━━━━━ Information supplied ━━━━━

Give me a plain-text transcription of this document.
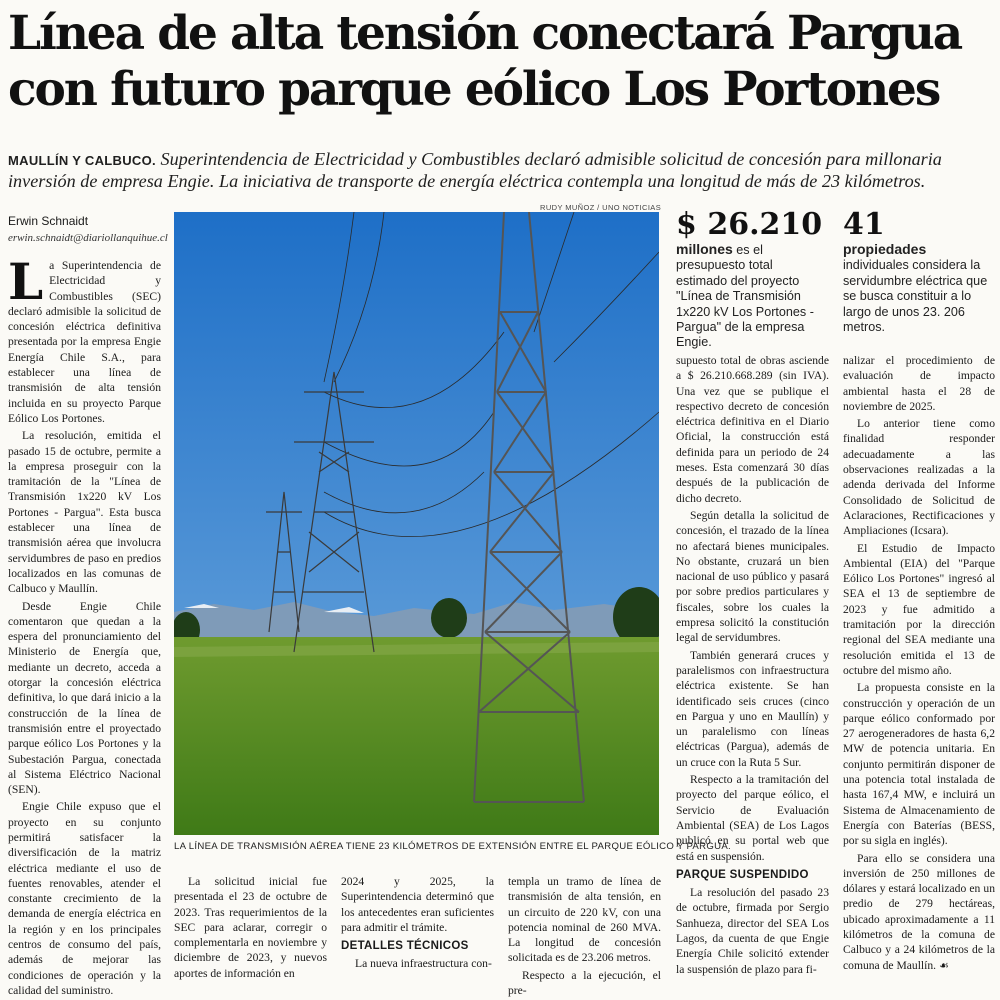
Línea de alta tensión conectará Pargua con futuro parque eólico Los Portones

MAULLÍN Y CALBUCO. Superintendencia de Electricidad y Combustibles declaró admisible solicitud de concesión para millonaria inversión de empresa Engie. La iniciativa de transporte de energía eléctrica contempla una longitud de más de 23 kilómetros.

Erwin Schnaidt
erwin.schnaidt@diariollanquihue.cl

La Superintendencia de Electricidad y Combustibles (SEC) declaró admisible la solicitud de concesión eléctrica definitiva presentada por la empresa Engie Energía Chile S.A., para establecer una línea de transmisión de alta tensión incluida en su proyecto Parque Eólico Los Portones.

La resolución, emitida el pasado 15 de octubre, permite a la empresa proseguir con la tramitación de la "Línea de Transmisión 1x220 kV Los Portones - Pargua". Esta busca establecer una línea de transmisión aérea que involucra servidumbres de paso en predios localizados en las comunas de Calbuco y Maullín.

Desde Engie Chile comentaron que quedan a la espera del pronunciamiento del Ministerio de Energía que, mediante un decreto, acceda a otorgar la concesión eléctrica definitiva, lo que dará inicio a la construcción de la línea de transmisión entre el proyectado parque eólico Los Portones y la Subestación Pargua, conectada al Sistema Eléctrico Nacional (SEN).

Engie Chile expuso que el proyecto en su conjunto permitirá satisfacer la diversificación de la matriz eléctrica mediante el uso de fuentes renovables, atender el constante crecimiento de la demanda de energía eléctrica en la región y en los principales centros de consumo del país, además de mejorar las condiciones de operación y la calidad del suministro.

RUDY MUÑOZ / UNO NOTICIAS
LA LÍNEA DE TRANSMISIÓN AÉREA TIENE 23 KILÓMETROS DE EXTENSIÓN ENTRE EL PARQUE EÓLICO Y PARGUA.
$ 26.210
millones es el presupuesto total estimado del proyecto "Línea de Transmisión 1x220 kV Los Portones - Pargua" de la empresa Engie.
41
propiedades individuales considera la servidumbre eléctrica que se busca constituir a lo largo de unos 23. 206 metros.

La solicitud inicial fue presentada el 23 de octubre de 2023. Tras requerimientos de la SEC para aclarar, corregir o complementarla en noviembre y diciembre de 2023, y nuevos aportes de información en

2024 y 2025, la Superintendencia determinó que los antecedentes eran suficientes para admitir el trámite.

DETALLES TÉCNICOS

La nueva infraestructura con-

templa un tramo de línea de transmisión de alta tensión, en un circuito de 220 kV, con una potencia nominal de 260 MVA. La longitud de concesión solicitada es de 23.206 metros.

Respecto a la ejecución, el pre-

supuesto total de obras asciende a $ 26.210.668.289 (sin IVA). Una vez que se publique el respectivo decreto de concesión eléctrica definitiva en el Diario Oficial, la construcción está definida para un periodo de 24 meses. Esta comenzará 30 días después de la publicación de dicho decreto.

Según detalla la solicitud de concesión, el trazado de la línea no afectará bienes municipales. No obstante, cruzará un bien nacional de uso público y pasará por sobre predios particulares y fiscales, sobre los cuales la empresa solicitó la constitución legal de servidumbres.

También generará cruces y paralelismos con infraestructura eléctrica existente. Se han identificado seis cruces (cinco en Pargua y uno en Maullín) y un paralelismo con líneas eléctricas (Pargua), además de un cruce con la Ruta 5 Sur.

Respecto a la tramitación del proyecto del parque eólico, el Servicio de Evaluación Ambiental (SEA) de Los Lagos publicó en su portal web que está en suspensión.

PARQUE SUSPENDIDO

La resolución del pasado 23 de octubre, firmada por Sergio Sanhueza, director del SEA Los Lagos, da cuenta de que Engie Energía Chile solicitó extender la suspensión de plazo para fi-

nalizar el procedimiento de evaluación de impacto ambiental hasta el 28 de noviembre de 2025.

Lo anterior tiene como finalidad responder adecuadamente a las observaciones realizadas a la adenda derivada del Informe Consolidado de Solicitud de Aclaraciones, Rectificaciones y Ampliaciones (Icsara).

El Estudio de Impacto Ambiental (EIA) del "Parque Eólico Los Portones" ingresó al SEA el 13 de septiembre de 2023 y fue admitido a tramitación por la dirección regional del SEA mediante una resolución emitida el 13 de octubre del mismo año.

La propuesta consiste en la construcción y operación de un parque eólico conformado por 27 aerogeneradores de hasta 6,2 MW de potencia unitaria. En conjunto permitirán disponer de una potencia total instalada de hasta 167,4 MW, e incluirá un Sistema de Almacenamiento de Energía con Baterías (BESS, por su sigla en inglés).

Para ello se considera una inversión de 250 millones de dólares y estará localizado en un predio de 279 hectáreas, ubicado aproximadamente a 11 kilómetros de la comuna de Calbuco y a 24 kilómetros de la comuna de Maullín. ☙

━━━━━

**Instructions to follow:** Can the entries above be repeated exactly, without their pictures?

**Problem solution:**
Give me a plain-text transcription of this document.
Línea de alta tensión conectará Pargua con futuro parque eólico Los Portones

MAULLÍN Y CALBUCO. Superintendencia de Electricidad y Combustibles declaró admisible solicitud de concesión para millonaria inversión de empresa Engie. La iniciativa de transporte de energía eléctrica contempla una longitud de más de 23 kilómetros.

Erwin Schnaidt
erwin.schnaidt@diariollanquihue.cl

La Superintendencia de Electricidad y Combustibles (SEC) declaró admisible la solicitud de concesión eléctrica definitiva presentada por la empresa Engie Energía Chile S.A., para establecer una línea de transmisión de alta tensión incluida en su proyecto Parque Eólico Los Portones.

La resolución, emitida el pasado 15 de octubre, permite a la empresa proseguir con la tramitación de la "Línea de Transmisión 1x220 kV Los Portones - Pargua". Esta busca establecer una línea de transmisión aérea que involucra servidumbres de paso en predios localizados en las comunas de Calbuco y Maullín.

Desde Engie Chile comentaron que quedan a la espera del pronunciamiento del Ministerio de Energía que, mediante un decreto, acceda a otorgar la concesión eléctrica definitiva, lo que dará inicio a la construcción de la línea de transmisión entre el proyectado parque eólico Los Portones y la Subestación Pargua, conectada al Sistema Eléctrico Nacional (SEN).

Engie Chile expuso que el proyecto en su conjunto permitirá satisfacer la diversificación de la matriz eléctrica mediante el uso de fuentes renovables, atender el constante crecimiento de la demanda de energía eléctrica en la región y en los principales centros de consumo del país, además de mejorar las condiciones de operación y la calidad del suministro.

RUDY MUÑOZ / UNO NOTICIAS
LA LÍNEA DE TRANSMISIÓN AÉREA TIENE 23 KILÓMETROS DE EXTENSIÓN ENTRE EL PARQUE EÓLICO Y PARGUA.
$ 26.210
millones es el presupuesto total estimado del proyecto "Línea de Transmisión 1x220 kV Los Portones - Pargua" de la empresa Engie.
41
propiedades individuales considera la servidumbre eléctrica que se busca constituir a lo largo de unos 23. 206 metros.

La solicitud inicial fue presentada el 23 de octubre de 2023. Tras requerimientos de la SEC para aclarar, corregir o complementarla en noviembre y diciembre de 2023, y nuevos aportes de información en

2024 y 2025, la Superintendencia determinó que los antecedentes eran suficientes para admitir el trámite.

DETALLES TÉCNICOS

La nueva infraestructura con-

templa un tramo de línea de transmisión de alta tensión, en un circuito de 220 kV, con una potencia nominal de 260 MVA. La longitud de concesión solicitada es de 23.206 metros.

Respecto a la ejecución, el pre-

supuesto total de obras asciende a $ 26.210.668.289 (sin IVA). Una vez que se publique el respectivo decreto de concesión eléctrica definitiva en el Diario Oficial, la construcción está definida para un periodo de 24 meses. Esta comenzará 30 días después de la publicación de dicho decreto.

Según detalla la solicitud de concesión, el trazado de la línea no afectará bienes municipales. No obstante, cruzará un bien nacional de uso público y pasará por sobre predios particulares y fiscales, sobre los cuales la empresa solicitó la constitución legal de servidumbres.

También generará cruces y paralelismos con infraestructura eléctrica existente. Se han identificado seis cruces (cinco en Pargua y uno en Maullín) y un paralelismo con líneas eléctricas (Pargua), además de un cruce con la Ruta 5 Sur.

Respecto a la tramitación del proyecto del parque eólico, el Servicio de Evaluación Ambiental (SEA) de Los Lagos publicó en su portal web que está en suspensión.

PARQUE SUSPENDIDO

La resolución del pasado 23 de octubre, firmada por Sergio Sanhueza, director del SEA Los Lagos, da cuenta de que Engie Energía Chile solicitó extender la suspensión de plazo para fi-

nalizar el procedimiento de evaluación de impacto ambiental hasta el 28 de noviembre de 2025.

Lo anterior tiene como finalidad responder adecuadamente a las observaciones realizadas a la adenda derivada del Informe Consolidado de Solicitud de Aclaraciones, Rectificaciones y Ampliaciones (Icsara).

El Estudio de Impacto Ambiental (EIA) del "Parque Eólico Los Portones" ingresó al SEA el 13 de septiembre de 2023 y fue admitido a tramitación por la dirección regional del SEA mediante una resolución emitida el 13 de octubre del mismo año.

La propuesta consiste en la construcción y operación de un parque eólico conformado por 27 aerogeneradores de hasta 6,2 MW de potencia unitaria. En conjunto permitirán disponer de una potencia total instalada de hasta 167,4 MW, e incluirá un Sistema de Almacenamiento de Energía con Baterías (BESS, por su sigla en inglés).

Para ello se considera una inversión de 250 millones de dólares y estará localizado en un predio de 279 hectáreas, ubicado aproximadamente a 11 kilómetros de la comuna de Calbuco y a 24 kilómetros de la comuna de Maullín. ☙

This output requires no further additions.